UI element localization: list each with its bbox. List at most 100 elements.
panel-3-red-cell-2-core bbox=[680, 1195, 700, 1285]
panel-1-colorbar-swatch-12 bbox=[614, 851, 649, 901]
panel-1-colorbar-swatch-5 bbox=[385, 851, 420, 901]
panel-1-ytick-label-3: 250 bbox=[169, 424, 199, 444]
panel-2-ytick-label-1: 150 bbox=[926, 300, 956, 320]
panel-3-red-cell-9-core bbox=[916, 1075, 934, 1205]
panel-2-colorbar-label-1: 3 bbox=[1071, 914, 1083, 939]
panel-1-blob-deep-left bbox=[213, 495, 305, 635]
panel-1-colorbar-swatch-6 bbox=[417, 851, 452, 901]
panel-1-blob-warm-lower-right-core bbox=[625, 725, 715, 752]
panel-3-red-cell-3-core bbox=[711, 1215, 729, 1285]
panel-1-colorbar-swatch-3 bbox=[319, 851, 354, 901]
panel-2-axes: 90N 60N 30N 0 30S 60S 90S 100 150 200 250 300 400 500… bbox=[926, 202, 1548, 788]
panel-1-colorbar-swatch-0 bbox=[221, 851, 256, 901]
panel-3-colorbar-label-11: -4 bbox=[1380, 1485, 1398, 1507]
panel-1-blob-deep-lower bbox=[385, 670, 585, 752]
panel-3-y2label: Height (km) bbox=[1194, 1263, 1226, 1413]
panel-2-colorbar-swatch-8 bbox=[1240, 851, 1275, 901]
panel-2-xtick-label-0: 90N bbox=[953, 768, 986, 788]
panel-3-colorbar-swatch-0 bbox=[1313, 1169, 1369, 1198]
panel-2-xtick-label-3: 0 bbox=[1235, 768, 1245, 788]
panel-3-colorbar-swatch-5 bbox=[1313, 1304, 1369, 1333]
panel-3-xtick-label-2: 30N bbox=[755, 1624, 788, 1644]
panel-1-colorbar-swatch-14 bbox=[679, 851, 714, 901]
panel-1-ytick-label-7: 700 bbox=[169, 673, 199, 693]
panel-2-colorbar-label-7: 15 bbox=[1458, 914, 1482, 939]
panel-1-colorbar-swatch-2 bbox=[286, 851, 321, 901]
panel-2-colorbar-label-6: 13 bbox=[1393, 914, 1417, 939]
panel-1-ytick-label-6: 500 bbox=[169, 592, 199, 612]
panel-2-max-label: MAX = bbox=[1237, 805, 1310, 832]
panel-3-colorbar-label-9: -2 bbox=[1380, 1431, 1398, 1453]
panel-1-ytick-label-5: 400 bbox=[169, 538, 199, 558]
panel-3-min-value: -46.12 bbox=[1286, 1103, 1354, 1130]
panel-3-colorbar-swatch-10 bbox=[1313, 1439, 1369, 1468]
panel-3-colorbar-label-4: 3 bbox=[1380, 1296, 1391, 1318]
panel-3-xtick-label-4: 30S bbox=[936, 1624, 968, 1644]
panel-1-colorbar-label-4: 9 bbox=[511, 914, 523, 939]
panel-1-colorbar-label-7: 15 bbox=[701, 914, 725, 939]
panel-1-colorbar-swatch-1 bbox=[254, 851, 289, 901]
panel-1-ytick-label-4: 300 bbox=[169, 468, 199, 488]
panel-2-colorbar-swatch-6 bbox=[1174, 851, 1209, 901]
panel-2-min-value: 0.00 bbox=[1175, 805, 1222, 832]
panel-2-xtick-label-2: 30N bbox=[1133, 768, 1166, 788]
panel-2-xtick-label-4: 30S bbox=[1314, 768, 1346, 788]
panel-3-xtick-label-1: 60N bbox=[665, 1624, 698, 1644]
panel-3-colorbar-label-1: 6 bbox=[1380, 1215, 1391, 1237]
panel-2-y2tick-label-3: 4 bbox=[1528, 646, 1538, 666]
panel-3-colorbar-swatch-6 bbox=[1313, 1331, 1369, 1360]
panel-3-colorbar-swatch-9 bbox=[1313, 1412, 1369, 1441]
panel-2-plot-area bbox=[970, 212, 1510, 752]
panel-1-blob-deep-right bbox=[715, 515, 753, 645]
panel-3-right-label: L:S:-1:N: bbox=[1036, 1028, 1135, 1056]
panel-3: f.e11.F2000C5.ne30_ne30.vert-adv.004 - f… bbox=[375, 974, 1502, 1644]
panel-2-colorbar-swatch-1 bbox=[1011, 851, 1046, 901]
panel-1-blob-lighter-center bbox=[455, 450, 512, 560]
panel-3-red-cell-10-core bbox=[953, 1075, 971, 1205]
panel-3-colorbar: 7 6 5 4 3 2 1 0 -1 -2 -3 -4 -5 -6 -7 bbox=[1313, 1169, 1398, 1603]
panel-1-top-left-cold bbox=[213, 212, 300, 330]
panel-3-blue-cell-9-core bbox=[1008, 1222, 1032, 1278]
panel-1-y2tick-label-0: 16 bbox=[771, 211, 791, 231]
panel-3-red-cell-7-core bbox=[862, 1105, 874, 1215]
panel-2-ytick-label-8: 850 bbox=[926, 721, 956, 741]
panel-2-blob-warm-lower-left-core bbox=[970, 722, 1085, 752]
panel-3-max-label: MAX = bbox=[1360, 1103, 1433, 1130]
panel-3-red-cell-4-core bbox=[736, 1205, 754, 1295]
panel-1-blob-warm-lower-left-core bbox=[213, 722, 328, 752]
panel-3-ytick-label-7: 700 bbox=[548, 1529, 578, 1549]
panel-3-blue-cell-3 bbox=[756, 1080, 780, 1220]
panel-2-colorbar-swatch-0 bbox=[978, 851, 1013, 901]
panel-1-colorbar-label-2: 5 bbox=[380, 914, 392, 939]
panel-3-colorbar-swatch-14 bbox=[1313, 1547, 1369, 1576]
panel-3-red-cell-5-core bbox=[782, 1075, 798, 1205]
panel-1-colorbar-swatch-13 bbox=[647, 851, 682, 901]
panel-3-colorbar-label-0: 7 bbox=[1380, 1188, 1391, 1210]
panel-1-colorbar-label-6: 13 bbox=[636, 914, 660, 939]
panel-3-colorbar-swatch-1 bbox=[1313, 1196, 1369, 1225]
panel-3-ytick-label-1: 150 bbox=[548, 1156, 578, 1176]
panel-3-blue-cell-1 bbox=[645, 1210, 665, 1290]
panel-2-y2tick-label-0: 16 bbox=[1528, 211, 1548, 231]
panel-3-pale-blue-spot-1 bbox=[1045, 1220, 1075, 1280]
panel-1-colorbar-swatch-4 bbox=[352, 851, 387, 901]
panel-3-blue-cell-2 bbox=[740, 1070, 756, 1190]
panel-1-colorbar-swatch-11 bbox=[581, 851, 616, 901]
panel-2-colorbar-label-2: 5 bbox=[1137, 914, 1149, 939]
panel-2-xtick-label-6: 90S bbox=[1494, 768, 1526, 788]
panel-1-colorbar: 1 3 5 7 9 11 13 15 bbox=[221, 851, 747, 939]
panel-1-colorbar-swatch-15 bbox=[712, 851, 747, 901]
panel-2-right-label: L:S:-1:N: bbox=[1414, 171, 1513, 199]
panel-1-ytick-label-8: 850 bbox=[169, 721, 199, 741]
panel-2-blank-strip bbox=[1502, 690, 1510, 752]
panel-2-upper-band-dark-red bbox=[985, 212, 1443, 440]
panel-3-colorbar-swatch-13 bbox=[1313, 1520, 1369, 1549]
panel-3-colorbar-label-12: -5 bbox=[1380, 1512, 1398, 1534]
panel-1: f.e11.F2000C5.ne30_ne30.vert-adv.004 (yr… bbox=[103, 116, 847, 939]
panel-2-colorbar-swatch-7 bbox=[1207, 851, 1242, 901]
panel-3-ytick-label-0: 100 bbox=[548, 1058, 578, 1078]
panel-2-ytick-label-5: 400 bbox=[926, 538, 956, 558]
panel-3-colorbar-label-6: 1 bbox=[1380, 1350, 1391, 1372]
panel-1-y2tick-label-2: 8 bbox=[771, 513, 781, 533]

> **WRITTEN INSTRUCTION**:
Output the entries from the start through the line containing "panel-1-colorbar-label-7: 15 bbox=[701, 914, 725, 939]" as a JSON list of strings, one string per line, omitting any blank lines.

> **RESULT**:
[
  "UI element localization: list each with its bbox. List at most 100 elements.",
  "panel-3-red-cell-2-core bbox=[680, 1195, 700, 1285]",
  "panel-1-colorbar-swatch-12 bbox=[614, 851, 649, 901]",
  "panel-1-colorbar-swatch-5 bbox=[385, 851, 420, 901]",
  "panel-1-ytick-label-3: 250 bbox=[169, 424, 199, 444]",
  "panel-2-ytick-label-1: 150 bbox=[926, 300, 956, 320]",
  "panel-3-red-cell-9-core bbox=[916, 1075, 934, 1205]",
  "panel-2-colorbar-label-1: 3 bbox=[1071, 914, 1083, 939]",
  "panel-1-blob-deep-left bbox=[213, 495, 305, 635]",
  "panel-1-colorbar-swatch-6 bbox=[417, 851, 452, 901]",
  "panel-1-blob-warm-lower-right-core bbox=[625, 725, 715, 752]",
  "panel-3-red-cell-3-core bbox=[711, 1215, 729, 1285]",
  "panel-1-colorbar-swatch-3 bbox=[319, 851, 354, 901]",
  "panel-2-axes: 90N 60N 30N 0 30S 60S 90S 100 150 200 250 300 400 500… bbox=[926, 202, 1548, 788]",
  "panel-1-colorbar-swatch-0 bbox=[221, 851, 256, 901]",
  "panel-3-colorbar-label-11: -4 bbox=[1380, 1485, 1398, 1507]",
  "panel-1-blob-deep-lower bbox=[385, 670, 585, 752]",
  "panel-3-y2label: Height (km) bbox=[1194, 1263, 1226, 1413]",
  "panel-2-colorbar-swatch-8 bbox=[1240, 851, 1275, 901]",
  "panel-2-xtick-label-0: 90N bbox=[953, 768, 986, 788]",
  "panel-3-colorbar-swatch-0 bbox=[1313, 1169, 1369, 1198]",
  "panel-2-xtick-label-3: 0 bbox=[1235, 768, 1245, 788]",
  "panel-3-colorbar-swatch-5 bbox=[1313, 1304, 1369, 1333]",
  "panel-3-xtick-label-2: 30N bbox=[755, 1624, 788, 1644]",
  "panel-1-colorbar-swatch-14 bbox=[679, 851, 714, 901]",
  "panel-1-ytick-label-7: 700 bbox=[169, 673, 199, 693]",
  "panel-2-colorbar-label-7: 15 bbox=[1458, 914, 1482, 939]",
  "panel-1-colorbar-swatch-2 bbox=[286, 851, 321, 901]",
  "panel-2-colorbar-label-6: 13 bbox=[1393, 914, 1417, 939]",
  "panel-1-ytick-label-6: 500 bbox=[169, 592, 199, 612]",
  "panel-2-max-label: MAX = bbox=[1237, 805, 1310, 832]",
  "panel-3-colorbar-label-9: -2 bbox=[1380, 1431, 1398, 1453]",
  "panel-1-ytick-label-5: 400 bbox=[169, 538, 199, 558]",
  "panel-3-min-value: -46.12 bbox=[1286, 1103, 1354, 1130]",
  "panel-3-colorbar-swatch-10 bbox=[1313, 1439, 1369, 1468]",
  "panel-3-colorbar-label-4: 3 bbox=[1380, 1296, 1391, 1318]",
  "panel-3-xtick-label-4: 30S bbox=[936, 1624, 968, 1644]",
  "panel-1-colorbar-label-4: 9 bbox=[511, 914, 523, 939]",
  "panel-1-colorbar-label-7: 15 bbox=[701, 914, 725, 939]"
]